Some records
________________

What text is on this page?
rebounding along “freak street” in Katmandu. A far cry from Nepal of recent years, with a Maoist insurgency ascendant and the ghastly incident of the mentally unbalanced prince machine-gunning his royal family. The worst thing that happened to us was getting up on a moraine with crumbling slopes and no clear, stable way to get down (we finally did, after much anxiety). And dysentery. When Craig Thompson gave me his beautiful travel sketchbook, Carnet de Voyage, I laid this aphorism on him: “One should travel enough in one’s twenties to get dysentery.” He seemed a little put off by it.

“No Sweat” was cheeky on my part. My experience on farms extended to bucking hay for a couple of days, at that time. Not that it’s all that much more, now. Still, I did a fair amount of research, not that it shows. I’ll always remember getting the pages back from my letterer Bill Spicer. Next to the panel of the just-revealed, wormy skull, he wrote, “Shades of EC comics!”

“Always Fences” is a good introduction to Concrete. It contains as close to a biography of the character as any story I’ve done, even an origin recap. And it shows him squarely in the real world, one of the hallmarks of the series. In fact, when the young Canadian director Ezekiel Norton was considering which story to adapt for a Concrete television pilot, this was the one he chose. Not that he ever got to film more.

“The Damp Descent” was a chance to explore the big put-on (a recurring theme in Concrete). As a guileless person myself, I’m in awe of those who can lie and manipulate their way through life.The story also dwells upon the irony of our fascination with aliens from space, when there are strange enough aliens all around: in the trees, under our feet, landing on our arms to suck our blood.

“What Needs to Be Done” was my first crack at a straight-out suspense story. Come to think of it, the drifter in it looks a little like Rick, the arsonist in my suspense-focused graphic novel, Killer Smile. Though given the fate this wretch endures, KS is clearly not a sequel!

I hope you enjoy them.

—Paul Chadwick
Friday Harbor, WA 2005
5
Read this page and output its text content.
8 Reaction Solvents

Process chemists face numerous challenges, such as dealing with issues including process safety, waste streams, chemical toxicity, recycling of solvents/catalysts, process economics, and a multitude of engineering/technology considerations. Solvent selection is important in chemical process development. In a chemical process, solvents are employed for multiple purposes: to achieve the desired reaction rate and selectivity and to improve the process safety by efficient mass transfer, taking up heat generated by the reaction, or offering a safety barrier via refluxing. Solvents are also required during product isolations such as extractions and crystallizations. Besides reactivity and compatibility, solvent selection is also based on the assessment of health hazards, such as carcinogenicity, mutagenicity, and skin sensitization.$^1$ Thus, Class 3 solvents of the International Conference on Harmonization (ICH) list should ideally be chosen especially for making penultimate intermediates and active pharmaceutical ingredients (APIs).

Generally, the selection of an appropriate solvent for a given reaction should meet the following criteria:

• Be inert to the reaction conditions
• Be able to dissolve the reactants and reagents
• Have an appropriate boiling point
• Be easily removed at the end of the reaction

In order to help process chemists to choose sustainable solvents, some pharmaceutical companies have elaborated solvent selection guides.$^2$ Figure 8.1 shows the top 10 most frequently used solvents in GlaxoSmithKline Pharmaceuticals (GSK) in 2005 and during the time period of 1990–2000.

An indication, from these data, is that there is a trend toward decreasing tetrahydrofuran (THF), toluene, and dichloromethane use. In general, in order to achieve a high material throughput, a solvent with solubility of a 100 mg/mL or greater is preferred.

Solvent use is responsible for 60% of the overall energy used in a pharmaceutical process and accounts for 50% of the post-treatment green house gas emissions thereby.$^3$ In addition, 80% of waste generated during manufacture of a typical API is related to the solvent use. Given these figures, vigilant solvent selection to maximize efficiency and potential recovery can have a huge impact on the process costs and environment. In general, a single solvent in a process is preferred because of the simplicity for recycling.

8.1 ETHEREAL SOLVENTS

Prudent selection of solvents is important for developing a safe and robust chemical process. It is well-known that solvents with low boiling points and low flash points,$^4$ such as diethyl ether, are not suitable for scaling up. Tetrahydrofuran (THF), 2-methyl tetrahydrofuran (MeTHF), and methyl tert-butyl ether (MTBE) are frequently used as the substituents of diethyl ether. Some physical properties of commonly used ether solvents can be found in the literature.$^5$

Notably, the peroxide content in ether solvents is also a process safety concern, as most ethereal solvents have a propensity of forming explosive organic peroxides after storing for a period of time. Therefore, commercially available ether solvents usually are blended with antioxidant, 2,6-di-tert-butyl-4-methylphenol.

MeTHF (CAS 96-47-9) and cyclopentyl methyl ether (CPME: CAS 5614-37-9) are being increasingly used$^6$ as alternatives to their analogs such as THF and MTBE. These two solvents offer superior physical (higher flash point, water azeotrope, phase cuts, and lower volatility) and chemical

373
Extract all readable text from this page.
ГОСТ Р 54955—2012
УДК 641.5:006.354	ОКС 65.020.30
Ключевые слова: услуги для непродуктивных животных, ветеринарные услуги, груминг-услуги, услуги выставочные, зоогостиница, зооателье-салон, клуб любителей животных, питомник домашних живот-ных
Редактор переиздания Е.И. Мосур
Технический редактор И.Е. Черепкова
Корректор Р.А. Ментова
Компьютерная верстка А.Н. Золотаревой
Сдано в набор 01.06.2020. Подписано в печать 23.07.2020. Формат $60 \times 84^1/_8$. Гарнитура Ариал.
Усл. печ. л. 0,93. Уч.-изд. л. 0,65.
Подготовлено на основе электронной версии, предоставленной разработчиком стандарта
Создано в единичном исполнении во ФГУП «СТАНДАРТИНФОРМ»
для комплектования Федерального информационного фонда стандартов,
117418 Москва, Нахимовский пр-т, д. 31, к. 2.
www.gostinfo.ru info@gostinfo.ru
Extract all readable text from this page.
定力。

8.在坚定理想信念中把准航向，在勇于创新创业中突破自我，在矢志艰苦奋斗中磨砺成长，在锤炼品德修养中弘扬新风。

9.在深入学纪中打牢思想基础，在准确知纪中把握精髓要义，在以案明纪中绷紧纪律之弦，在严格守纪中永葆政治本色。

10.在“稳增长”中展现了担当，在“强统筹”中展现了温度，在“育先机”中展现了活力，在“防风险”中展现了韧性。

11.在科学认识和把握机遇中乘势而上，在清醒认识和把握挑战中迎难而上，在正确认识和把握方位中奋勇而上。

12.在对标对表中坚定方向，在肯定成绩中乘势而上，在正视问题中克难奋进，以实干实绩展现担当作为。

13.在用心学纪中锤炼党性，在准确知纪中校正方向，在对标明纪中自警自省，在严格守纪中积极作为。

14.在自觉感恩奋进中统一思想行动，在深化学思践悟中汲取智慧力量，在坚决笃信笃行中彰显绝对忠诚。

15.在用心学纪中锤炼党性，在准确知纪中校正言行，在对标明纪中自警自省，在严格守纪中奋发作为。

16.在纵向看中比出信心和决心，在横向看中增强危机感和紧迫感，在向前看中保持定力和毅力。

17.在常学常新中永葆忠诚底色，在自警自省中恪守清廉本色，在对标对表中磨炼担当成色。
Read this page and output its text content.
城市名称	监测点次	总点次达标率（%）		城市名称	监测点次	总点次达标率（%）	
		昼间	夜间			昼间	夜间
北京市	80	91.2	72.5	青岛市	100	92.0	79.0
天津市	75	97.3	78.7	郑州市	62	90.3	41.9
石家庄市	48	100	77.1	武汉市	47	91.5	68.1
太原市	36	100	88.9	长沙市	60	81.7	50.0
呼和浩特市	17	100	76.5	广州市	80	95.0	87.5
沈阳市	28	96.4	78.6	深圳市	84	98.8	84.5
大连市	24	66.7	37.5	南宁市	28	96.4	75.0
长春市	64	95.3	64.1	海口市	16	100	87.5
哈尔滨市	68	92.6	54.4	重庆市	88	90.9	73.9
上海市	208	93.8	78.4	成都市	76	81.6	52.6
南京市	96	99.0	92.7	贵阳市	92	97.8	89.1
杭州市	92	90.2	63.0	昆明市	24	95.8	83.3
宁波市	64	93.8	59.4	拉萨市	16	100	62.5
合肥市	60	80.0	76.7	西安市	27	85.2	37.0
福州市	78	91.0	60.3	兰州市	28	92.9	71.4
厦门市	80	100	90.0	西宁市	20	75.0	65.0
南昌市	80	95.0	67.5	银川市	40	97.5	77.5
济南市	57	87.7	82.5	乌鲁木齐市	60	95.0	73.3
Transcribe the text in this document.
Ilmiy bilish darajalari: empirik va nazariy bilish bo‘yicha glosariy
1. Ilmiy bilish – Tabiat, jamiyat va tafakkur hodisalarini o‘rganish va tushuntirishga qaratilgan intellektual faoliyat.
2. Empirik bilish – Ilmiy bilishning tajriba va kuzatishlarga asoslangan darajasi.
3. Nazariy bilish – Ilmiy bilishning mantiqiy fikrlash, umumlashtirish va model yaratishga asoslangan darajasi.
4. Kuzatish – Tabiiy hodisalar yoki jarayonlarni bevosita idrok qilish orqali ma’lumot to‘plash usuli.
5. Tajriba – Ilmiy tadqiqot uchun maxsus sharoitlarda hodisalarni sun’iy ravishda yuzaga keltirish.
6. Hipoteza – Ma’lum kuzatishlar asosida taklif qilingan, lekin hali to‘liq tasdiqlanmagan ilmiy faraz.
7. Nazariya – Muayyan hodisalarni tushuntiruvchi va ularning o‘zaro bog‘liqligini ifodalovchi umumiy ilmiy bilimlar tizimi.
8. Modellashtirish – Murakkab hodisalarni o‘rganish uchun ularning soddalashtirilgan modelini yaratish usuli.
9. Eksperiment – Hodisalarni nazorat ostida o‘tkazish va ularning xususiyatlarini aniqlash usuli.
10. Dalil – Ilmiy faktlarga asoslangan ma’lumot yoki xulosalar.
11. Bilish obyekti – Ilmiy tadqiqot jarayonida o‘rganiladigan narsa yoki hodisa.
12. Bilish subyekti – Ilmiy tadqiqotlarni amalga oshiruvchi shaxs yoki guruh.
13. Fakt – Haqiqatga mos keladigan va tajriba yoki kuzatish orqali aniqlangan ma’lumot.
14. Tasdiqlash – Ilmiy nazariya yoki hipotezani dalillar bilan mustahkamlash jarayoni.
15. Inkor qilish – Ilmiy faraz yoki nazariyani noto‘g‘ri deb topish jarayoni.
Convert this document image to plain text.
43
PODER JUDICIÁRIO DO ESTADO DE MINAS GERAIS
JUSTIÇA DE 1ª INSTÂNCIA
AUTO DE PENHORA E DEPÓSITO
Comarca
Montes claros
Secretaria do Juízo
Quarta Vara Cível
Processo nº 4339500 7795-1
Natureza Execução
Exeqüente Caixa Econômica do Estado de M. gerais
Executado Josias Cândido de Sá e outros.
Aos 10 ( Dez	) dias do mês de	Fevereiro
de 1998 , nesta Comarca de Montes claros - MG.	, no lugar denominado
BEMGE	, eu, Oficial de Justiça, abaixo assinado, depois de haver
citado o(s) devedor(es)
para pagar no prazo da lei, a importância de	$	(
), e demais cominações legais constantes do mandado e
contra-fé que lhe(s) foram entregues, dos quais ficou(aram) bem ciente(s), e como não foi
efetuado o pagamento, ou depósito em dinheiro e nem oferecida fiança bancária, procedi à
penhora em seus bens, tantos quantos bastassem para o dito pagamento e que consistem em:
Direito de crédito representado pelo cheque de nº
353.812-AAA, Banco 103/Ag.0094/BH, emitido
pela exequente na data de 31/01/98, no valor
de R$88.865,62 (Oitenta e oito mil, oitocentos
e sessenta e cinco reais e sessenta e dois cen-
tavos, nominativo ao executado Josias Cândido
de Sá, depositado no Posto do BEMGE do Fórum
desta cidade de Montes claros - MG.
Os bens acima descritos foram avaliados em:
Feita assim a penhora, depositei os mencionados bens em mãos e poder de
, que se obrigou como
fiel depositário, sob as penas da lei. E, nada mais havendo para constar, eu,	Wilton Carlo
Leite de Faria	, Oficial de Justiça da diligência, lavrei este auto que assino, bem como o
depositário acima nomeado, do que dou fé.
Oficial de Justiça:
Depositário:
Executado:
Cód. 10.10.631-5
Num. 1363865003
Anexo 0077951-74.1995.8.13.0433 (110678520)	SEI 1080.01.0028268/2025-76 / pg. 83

________________

## Instructions for the task
From the data above, show each line that contains "在用心学纪中锤炼党性".

## The completed task
13.在用心学纪中锤炼党性，在准确知纪中校正方向，在对标明纪中自警自省，在严格守纪中积极作为。
15.在用心学纪中锤炼党性，在准确知纪中校正言行，在对标明纪中自警自省，在严格守纪中奋发作为。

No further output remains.